== Given exercise ==
Retype all of the data. Every line must match exactly.

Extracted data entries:
********************

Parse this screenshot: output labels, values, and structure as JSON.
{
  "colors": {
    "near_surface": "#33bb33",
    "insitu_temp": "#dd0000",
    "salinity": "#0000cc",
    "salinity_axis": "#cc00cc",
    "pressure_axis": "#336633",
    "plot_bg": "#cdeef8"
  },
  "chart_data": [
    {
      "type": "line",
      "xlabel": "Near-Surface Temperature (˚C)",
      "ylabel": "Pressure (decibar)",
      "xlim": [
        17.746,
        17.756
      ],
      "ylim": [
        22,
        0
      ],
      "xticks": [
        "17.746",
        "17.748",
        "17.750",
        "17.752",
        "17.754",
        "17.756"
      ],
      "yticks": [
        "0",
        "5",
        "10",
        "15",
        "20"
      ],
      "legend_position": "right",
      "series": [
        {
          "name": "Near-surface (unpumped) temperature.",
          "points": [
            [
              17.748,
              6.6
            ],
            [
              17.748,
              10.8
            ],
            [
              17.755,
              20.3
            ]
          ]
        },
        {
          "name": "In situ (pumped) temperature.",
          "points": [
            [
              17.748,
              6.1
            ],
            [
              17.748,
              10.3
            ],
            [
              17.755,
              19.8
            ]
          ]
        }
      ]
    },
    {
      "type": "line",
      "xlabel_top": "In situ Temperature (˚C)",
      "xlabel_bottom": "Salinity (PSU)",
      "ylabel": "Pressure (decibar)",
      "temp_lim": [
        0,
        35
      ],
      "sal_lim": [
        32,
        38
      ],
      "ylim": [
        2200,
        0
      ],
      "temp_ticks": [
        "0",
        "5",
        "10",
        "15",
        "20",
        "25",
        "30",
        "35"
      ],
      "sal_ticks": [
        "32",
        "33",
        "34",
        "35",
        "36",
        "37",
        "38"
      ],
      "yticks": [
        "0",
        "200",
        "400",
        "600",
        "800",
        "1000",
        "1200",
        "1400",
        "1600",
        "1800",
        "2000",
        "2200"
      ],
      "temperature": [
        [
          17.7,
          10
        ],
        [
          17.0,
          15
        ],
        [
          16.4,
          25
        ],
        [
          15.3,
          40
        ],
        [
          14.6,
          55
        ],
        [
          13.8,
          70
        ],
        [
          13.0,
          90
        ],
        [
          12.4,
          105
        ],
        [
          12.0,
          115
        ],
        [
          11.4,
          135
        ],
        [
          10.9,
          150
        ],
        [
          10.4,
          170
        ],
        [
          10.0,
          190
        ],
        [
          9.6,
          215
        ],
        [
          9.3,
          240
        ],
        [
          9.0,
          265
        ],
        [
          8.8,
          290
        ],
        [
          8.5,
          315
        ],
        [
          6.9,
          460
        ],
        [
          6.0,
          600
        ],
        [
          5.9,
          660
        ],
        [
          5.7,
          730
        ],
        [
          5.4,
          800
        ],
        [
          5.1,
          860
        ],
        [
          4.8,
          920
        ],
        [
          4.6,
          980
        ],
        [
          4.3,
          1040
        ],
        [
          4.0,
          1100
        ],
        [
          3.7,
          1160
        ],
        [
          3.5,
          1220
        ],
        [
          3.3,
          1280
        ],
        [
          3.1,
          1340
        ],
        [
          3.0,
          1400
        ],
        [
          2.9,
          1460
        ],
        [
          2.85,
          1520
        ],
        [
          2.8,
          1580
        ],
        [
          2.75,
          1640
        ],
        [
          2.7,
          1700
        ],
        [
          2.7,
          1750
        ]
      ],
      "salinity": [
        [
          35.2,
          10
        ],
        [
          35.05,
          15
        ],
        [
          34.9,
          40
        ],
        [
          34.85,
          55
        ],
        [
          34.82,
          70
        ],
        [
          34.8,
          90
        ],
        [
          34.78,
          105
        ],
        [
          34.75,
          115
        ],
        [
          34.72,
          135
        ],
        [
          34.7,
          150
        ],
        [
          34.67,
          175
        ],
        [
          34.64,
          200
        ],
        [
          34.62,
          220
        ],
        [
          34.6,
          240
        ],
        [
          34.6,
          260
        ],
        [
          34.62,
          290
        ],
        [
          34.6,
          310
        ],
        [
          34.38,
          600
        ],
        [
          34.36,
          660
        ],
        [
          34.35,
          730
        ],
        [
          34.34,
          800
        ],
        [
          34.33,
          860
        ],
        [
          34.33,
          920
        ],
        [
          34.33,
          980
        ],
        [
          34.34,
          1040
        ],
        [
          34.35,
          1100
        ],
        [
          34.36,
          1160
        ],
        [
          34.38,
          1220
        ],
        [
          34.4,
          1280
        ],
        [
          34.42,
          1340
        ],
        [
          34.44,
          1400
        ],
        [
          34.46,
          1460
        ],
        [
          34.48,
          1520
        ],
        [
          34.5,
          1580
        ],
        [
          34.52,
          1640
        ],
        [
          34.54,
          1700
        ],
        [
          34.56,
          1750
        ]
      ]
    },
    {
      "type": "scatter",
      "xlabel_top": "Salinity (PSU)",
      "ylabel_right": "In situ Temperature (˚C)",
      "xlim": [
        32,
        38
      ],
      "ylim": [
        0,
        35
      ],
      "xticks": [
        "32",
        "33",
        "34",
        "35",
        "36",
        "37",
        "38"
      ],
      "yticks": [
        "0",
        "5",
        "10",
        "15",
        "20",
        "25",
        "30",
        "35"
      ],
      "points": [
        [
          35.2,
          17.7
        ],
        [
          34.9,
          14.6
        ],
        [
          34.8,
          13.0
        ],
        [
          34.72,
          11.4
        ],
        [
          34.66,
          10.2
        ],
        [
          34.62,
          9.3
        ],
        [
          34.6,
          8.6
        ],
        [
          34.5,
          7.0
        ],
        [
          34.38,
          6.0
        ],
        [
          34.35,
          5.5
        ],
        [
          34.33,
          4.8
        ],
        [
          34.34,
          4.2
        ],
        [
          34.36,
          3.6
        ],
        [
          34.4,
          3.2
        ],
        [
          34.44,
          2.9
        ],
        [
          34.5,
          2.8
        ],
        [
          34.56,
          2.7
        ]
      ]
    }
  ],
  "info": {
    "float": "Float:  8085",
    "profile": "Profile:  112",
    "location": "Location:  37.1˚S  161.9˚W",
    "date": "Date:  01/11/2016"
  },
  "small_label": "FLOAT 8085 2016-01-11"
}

********************

== The reply ==
Parse this screenshot: output labels, values, and structure as JSON.
{
  "colors": {
    "near_surface": "#33bb33",
    "insitu_temp": "#dd0000",
    "salinity": "#0000cc",
    "salinity_axis": "#cc00cc",
    "pressure_axis": "#336633",
    "plot_bg": "#cdeef8"
  },
  "chart_data": [
    {
      "type": "line",
      "xlabel": "Near-Surface Temperature (˚C)",
      "ylabel": "Pressure (decibar)",
      "xlim": [
        17.746,
        17.756
      ],
      "ylim": [
        22,
        0
      ],
      "xticks": [
        "17.746",
        "17.748",
        "17.750",
        "17.752",
        "17.754",
        "17.756"
      ],
      "yticks": [
        "0",
        "5",
        "10",
        "15",
        "20"
      ],
      "legend_position": "right",
      "series": [
        {
          "name": "Near-surface (unpumped) temperature.",
          "points": [
            [
              17.748,
              6.6
            ],
            [
              17.748,
              10.8
            ],
            [
              17.755,
              20.3
            ]
          ]
        },
        {
          "name": "In situ (pumped) temperature.",
          "points": [
            [
              17.748,
              6.1
            ],
            [
              17.748,
              10.3
            ],
            [
              17.755,
              19.8
            ]
          ]
        }
      ]
    },
    {
      "type": "line",
      "xlabel_top": "In situ Temperature (˚C)",
      "xlabel_bottom": "Salinity (PSU)",
      "ylabel": "Pressure (decibar)",
      "temp_lim": [
        0,
        35
      ],
      "sal_lim": [
        32,
        38
      ],
      "ylim": [
        2200,
        0
      ],
      "temp_ticks": [
        "0",
        "5",
        "10",
        "15",
        "20",
        "25",
        "30",
        "35"
      ],
      "sal_ticks": [
        "32",
        "33",
        "34",
        "35",
        "36",
        "37",
        "38"
      ],
      "yticks": [
        "0",
        "200",
        "400",
        "600",
        "800",
        "1000",
        "1200",
        "1400",
        "1600",
        "1800",
        "2000",
        "2200"
      ],
      "temperature": [
        [
          17.7,
          10
        ],
        [
          17.0,
          15
        ],
        [
          16.4,
          25
        ],
        [
          15.3,
          40
        ],
        [
          14.6,
          55
        ],
        [
          13.8,
          70
        ],
        [
          13.0,
          90
        ],
        [
          12.4,
          105
        ],
        [
          12.0,
          115
        ],
        [
          11.4,
          135
        ],
        [
          10.9,
          150
        ],
        [
          10.4,
          170
        ],
        [
          10.0,
          190
        ],
        [
          9.6,
          215
        ],
        [
          9.3,
          240
        ],
        [
          9.0,
          265
        ],
        [
          8.8,
          290
        ],
        [
          8.5,
          315
        ],
        [
          6.9,
          460
        ],
        [
          6.0,
          600
        ],
        [
          5.9,
          660
        ],
        [
          5.7,
          730
        ],
        [
          5.4,
          800
        ],
        [
          5.1,
          860
        ],
        [
          4.8,
          920
        ],
        [
          4.6,
          980
        ],
        [
          4.3,
          1040
        ],
        [
          4.0,
          1100
        ],
        [
          3.7,
          1160
        ],
        [
          3.5,
          1220
        ],
        [
          3.3,
          1280
        ],
        [
          3.1,
          1340
        ],
        [
          3.0,
          1400
        ],
        [
          2.9,
          1460
        ],
        [
          2.85,
          1520
        ],
        [
          2.8,
          1580
        ],
        [
          2.75,
          1640
        ],
        [
          2.7,
          1700
        ],
        [
          2.7,
          1750
        ]
      ],
      "salinity": [
        [
          35.2,
          10
        ],
        [
          35.05,
          15
        ],
        [
          34.9,
          40
        ],
        [
          34.85,
          55
        ],
        [
          34.82,
          70
        ],
        [
          34.8,
          90
        ],
        [
          34.78,
          105
        ],
        [
          34.75,
          115
        ],
        [
          34.72,
          135
        ],
        [
          34.7,
          150
        ],
        [
          34.67,
          175
        ],
        [
          34.64,
          200
        ],
        [
          34.62,
          220
        ],
        [
          34.6,
          240
        ],
        [
          34.6,
          260
        ],
        [
          34.62,
          290
        ],
        [
          34.6,
          310
        ],
        [
          34.38,
          600
        ],
        [
          34.36,
          660
        ],
        [
          34.35,
          730
        ],
        [
          34.34,
          800
        ],
        [
          34.33,
          860
        ],
        [
          34.33,
          920
        ],
        [
          34.33,
          980
        ],
        [
          34.34,
          1040
        ],
        [
          34.35,
          1100
        ],
        [
          34.36,
          1160
        ],
        [
          34.38,
          1220
        ],
        [
          34.4,
          1280
        ],
        [
          34.42,
          1340
        ],
        [
          34.44,
          1400
        ],
        [
          34.46,
          1460
        ],
        [
          34.48,
          1520
        ],
        [
          34.5,
          1580
        ],
        [
          34.52,
          1640
        ],
        [
          34.54,
          1700
        ],
        [
          34.56,
          1750
        ]
      ]
    },
    {
      "type": "scatter",
      "xlabel_top": "Salinity (PSU)",
      "ylabel_right": "In situ Temperature (˚C)",
      "xlim": [
        32,
        38
      ],
      "ylim": [
        0,
        35
      ],
      "xticks": [
        "32",
        "33",
        "34",
        "35",
        "36",
        "37",
        "38"
      ],
      "yticks": [
        "0",
        "5",
        "10",
        "15",
        "20",
        "25",
        "30",
        "35"
      ],
      "points": [
        [
          35.2,
          17.7
        ],
        [
          34.9,
          14.6
        ],
        [
          34.8,
          13.0
        ],
        [
          34.72,
          11.4
        ],
        [
          34.66,
          10.2
        ],
        [
          34.62,
          9.3
        ],
        [
          34.6,
          8.6
        ],
        [
          34.5,
          7.0
        ],
        [
          34.38,
          6.0
        ],
        [
          34.35,
          5.5
        ],
        [
          34.33,
          4.8
        ],
        [
          34.34,
          4.2
        ],
        [
          34.36,
          3.6
        ],
        [
          34.4,
          3.2
        ],
        [
          34.44,
          2.9
        ],
        [
          34.5,
          2.8
        ],
        [
          34.56,
          2.7
        ]
      ]
    }
  ],
  "info": {
    "float": "Float:  8085",
    "profile": "Profile:  112",
    "location": "Location:  37.1˚S  161.9˚W",
    "date": "Date:  01/11/2016"
  },
  "small_label": "FLOAT 8085 2016-01-11"
}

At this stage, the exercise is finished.